**Listed records:**
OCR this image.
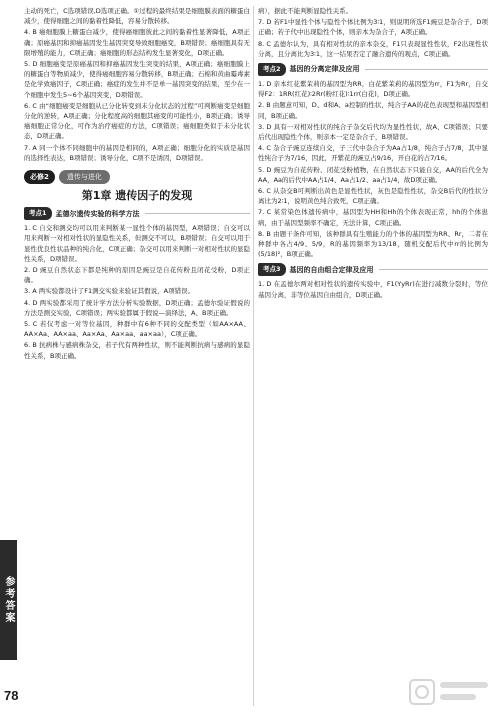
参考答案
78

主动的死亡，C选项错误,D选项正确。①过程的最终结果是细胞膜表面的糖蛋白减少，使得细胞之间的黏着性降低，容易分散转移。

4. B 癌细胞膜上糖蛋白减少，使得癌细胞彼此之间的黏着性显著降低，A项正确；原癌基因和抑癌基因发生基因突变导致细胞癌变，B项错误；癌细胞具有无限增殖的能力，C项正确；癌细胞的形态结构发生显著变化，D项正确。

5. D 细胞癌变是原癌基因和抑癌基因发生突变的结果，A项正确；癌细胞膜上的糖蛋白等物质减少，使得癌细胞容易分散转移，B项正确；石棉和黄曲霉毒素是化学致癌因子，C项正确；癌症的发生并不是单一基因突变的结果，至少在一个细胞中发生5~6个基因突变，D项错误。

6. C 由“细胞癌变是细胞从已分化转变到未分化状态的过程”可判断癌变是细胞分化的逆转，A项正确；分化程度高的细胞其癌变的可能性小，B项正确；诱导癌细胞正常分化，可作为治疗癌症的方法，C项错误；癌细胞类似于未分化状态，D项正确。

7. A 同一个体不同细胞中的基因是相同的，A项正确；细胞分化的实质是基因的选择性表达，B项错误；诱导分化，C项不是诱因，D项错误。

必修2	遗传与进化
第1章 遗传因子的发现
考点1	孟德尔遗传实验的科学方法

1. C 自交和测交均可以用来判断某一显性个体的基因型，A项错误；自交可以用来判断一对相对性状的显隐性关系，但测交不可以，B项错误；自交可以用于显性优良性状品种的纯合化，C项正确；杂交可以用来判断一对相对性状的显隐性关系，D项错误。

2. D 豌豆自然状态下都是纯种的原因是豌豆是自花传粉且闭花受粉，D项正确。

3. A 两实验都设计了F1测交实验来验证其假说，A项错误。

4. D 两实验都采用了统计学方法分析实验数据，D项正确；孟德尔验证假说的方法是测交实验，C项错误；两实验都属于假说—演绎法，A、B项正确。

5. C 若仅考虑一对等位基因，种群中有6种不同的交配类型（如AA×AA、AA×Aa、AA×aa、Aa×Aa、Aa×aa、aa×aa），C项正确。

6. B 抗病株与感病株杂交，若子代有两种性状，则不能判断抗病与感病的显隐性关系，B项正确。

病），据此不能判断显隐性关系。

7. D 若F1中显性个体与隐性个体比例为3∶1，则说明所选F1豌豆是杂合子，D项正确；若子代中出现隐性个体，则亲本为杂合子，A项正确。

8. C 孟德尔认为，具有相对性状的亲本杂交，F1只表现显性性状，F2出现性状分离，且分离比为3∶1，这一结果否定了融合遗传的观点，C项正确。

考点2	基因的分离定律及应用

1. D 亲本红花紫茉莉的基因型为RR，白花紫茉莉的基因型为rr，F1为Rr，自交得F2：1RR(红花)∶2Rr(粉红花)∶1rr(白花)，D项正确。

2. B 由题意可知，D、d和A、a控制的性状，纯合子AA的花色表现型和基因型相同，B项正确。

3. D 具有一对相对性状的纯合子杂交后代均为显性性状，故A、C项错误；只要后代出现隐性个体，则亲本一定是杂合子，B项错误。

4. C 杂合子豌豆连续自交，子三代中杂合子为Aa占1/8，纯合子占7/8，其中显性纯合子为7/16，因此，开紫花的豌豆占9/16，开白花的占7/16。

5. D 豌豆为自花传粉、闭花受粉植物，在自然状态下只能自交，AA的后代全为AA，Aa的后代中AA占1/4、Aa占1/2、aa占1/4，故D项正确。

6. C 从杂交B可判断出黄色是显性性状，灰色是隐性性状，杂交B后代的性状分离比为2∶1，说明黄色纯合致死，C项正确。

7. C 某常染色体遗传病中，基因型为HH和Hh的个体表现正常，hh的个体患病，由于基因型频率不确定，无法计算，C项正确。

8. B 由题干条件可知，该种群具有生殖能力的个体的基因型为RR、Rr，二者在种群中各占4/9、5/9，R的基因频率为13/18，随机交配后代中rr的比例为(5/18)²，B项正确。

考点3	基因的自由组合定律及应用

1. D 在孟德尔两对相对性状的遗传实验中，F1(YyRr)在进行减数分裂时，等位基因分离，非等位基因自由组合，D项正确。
==
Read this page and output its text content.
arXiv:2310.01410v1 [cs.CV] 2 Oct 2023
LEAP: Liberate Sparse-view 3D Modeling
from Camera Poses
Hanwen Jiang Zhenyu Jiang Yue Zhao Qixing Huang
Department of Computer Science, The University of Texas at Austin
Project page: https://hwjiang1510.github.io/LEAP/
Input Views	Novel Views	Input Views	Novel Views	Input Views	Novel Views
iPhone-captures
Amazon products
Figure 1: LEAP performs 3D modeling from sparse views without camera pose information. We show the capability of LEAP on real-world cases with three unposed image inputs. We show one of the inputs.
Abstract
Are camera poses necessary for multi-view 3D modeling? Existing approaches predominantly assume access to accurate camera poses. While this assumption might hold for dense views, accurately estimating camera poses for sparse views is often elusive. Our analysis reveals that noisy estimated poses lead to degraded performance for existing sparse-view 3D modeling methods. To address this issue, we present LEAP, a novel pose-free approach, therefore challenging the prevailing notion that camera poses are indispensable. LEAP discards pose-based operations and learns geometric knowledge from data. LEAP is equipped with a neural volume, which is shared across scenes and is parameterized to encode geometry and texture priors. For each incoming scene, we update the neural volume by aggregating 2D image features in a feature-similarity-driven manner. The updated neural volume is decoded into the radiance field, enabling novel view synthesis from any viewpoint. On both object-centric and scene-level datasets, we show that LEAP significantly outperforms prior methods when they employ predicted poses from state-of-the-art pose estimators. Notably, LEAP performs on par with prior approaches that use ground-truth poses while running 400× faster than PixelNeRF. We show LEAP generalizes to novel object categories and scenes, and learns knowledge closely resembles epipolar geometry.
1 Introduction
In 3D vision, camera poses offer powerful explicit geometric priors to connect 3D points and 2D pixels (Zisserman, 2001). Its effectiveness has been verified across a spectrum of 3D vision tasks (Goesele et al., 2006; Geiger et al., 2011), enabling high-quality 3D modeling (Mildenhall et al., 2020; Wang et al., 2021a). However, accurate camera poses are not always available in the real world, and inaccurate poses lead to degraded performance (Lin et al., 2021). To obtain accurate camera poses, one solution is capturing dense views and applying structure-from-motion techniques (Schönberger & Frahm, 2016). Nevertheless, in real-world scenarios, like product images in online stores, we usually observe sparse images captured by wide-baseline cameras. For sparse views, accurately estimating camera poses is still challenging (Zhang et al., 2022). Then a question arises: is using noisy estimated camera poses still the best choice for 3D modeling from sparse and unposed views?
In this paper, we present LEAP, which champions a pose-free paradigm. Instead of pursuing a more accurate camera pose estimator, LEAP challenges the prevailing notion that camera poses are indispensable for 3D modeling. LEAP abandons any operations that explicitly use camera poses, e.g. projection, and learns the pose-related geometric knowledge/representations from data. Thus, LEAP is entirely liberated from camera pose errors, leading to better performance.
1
---
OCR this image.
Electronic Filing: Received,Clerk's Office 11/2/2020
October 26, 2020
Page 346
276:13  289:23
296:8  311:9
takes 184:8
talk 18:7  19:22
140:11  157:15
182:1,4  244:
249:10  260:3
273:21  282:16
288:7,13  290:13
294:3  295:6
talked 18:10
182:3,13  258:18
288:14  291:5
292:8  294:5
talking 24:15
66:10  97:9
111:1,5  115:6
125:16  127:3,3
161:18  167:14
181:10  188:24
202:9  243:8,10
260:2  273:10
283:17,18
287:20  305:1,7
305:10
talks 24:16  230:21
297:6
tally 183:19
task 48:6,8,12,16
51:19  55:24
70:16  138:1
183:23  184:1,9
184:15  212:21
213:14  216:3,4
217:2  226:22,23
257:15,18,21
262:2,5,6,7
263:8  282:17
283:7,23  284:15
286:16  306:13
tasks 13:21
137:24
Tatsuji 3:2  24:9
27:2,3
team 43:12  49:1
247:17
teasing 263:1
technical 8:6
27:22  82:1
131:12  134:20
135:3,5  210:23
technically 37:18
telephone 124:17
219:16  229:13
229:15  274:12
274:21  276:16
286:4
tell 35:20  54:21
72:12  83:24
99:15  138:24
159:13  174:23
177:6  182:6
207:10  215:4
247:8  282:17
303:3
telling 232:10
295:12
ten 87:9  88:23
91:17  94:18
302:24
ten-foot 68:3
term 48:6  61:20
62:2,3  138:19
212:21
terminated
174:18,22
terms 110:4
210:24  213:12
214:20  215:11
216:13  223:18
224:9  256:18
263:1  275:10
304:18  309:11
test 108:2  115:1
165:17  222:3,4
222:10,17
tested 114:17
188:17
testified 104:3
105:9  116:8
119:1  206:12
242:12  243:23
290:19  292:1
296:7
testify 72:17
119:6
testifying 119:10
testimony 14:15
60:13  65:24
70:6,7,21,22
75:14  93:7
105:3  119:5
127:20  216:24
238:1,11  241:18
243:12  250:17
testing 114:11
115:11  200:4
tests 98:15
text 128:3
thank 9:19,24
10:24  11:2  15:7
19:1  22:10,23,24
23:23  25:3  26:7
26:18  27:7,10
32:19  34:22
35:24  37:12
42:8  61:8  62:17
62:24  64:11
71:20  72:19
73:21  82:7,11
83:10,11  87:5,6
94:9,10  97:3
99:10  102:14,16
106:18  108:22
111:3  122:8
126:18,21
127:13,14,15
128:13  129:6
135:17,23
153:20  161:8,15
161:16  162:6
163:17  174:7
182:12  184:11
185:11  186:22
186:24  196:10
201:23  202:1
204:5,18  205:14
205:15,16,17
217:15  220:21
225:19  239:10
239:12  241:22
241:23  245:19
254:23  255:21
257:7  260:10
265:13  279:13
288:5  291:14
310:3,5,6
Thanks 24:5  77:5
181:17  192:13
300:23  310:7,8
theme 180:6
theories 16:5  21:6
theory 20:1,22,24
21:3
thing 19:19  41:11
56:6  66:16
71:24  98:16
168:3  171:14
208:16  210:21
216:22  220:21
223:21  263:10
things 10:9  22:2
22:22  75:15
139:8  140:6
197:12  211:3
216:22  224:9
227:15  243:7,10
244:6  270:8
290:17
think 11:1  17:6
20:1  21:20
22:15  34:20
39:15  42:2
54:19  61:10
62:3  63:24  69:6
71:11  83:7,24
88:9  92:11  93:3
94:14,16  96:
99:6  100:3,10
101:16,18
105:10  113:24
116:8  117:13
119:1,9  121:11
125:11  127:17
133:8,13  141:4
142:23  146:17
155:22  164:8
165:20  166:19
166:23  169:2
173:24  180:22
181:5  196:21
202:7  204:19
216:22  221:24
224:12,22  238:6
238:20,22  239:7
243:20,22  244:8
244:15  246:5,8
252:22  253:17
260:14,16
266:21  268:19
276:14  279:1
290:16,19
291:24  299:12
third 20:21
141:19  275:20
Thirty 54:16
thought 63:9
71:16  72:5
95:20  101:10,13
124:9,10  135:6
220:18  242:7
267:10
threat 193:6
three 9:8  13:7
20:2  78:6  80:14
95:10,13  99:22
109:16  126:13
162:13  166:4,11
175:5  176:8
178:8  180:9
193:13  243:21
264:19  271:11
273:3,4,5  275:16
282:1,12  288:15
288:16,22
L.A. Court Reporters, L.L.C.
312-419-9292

**The task:** Show the lines of the data that hold the word "D项错误".

**Answer to the problem:**
5. D 细胞癌变是原癌基因和抑癌基因发生突变的结果，A项正确；癌细胞膜上的糖蛋白等物质减少，使得癌细胞容易分散转移，B项正确；石棉和黄曲霉毒素是化学致癌因子，C项正确；癌症的发生并不是单一基因突变的结果，至少在一个细胞中发生5~6个基因突变，D项错误。
7. A 同一个体不同细胞中的基因是相同的，A项正确；细胞分化的实质是基因的选择性表达，B项错误；诱导分化，C项不是诱因，D项错误。
1. C 自交和测交均可以用来判断某一显性个体的基因型，A项错误；自交可以用来判断一对相对性状的显隐性关系，但测交不可以，B项错误；自交可以用于显性优良性状品种的纯合化，C项正确；杂交可以用来判断一对相对性状的显隐性关系，D项错误。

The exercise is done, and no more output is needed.